[Collection entries]
------------------------------
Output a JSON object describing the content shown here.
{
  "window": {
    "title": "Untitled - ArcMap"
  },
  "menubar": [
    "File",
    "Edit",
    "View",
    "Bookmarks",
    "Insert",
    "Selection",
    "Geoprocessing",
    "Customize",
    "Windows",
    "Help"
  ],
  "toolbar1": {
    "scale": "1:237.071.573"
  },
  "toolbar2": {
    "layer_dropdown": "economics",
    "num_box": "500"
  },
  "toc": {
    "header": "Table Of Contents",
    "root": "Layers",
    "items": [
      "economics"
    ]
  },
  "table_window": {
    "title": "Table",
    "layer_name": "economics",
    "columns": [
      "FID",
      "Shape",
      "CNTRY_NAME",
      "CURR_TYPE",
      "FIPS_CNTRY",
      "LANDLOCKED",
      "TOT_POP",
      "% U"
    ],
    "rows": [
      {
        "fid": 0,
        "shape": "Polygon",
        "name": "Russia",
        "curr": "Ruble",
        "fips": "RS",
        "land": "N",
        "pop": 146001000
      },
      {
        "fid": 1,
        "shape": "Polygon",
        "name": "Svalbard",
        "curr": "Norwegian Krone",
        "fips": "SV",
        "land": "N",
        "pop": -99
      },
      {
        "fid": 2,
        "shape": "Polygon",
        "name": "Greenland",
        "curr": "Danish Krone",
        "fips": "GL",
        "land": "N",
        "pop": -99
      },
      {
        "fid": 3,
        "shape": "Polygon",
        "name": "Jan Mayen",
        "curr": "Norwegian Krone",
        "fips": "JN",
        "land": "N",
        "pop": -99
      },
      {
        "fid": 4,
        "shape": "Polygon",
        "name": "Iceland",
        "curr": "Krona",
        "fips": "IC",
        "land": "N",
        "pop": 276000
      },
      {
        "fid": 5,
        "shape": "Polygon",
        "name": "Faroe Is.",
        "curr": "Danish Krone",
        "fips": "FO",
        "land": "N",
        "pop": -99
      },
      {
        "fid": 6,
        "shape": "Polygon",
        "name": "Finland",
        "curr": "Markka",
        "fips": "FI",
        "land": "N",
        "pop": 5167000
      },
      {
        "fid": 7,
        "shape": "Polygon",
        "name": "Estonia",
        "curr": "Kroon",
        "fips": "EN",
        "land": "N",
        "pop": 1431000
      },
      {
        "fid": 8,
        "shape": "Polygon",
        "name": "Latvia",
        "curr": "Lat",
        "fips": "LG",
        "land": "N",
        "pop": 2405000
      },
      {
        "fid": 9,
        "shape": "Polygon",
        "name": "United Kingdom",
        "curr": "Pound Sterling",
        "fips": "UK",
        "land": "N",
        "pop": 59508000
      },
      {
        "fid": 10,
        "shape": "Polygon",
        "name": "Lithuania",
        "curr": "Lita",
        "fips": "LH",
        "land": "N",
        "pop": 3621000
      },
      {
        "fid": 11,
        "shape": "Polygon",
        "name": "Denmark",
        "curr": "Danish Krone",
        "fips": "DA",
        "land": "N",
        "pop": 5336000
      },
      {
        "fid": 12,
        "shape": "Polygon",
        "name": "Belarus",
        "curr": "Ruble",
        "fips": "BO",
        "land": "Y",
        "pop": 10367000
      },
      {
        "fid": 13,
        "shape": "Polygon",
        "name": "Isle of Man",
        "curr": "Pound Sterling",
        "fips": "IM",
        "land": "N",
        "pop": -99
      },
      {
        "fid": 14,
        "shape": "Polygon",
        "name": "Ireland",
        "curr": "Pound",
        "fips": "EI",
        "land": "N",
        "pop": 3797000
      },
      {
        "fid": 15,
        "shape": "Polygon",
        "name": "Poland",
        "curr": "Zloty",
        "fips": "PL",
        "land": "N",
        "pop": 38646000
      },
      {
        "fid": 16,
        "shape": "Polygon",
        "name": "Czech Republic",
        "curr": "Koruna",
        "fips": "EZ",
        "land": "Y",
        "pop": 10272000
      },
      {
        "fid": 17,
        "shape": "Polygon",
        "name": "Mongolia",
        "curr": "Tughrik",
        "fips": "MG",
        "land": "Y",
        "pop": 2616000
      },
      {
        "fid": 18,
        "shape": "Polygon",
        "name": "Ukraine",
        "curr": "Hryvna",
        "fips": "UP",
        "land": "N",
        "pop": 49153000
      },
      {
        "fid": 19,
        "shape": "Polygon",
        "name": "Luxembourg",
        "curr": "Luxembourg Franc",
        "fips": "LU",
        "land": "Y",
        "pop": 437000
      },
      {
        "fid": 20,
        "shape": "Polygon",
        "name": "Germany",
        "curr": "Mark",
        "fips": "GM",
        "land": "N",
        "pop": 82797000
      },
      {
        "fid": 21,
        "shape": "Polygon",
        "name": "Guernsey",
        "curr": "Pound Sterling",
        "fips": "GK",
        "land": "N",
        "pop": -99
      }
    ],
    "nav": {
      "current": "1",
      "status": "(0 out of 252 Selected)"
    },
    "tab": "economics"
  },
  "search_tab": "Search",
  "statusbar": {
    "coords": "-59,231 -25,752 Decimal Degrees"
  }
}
------------------------------
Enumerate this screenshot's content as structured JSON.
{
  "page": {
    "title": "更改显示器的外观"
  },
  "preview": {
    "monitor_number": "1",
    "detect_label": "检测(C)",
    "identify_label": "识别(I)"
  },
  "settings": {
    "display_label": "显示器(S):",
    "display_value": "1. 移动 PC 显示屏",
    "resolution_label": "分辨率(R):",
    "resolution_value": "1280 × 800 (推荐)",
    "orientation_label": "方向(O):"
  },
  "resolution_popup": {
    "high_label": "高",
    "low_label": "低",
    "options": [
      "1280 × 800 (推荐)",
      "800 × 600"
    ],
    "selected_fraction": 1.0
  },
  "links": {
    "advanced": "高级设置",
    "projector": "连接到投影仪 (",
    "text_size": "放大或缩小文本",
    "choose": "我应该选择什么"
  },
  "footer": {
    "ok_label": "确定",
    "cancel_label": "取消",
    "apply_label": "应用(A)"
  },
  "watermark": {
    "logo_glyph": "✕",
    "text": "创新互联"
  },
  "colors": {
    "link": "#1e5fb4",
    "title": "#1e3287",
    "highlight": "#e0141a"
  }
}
------------------------------
## REQUIRED WORK
Pick out and copy the lines of the entries that hold the string "JSON".

## SOLUTION BELOW
Output a JSON object describing the content shown here.
Enumerate this screenshot's content as structured JSON.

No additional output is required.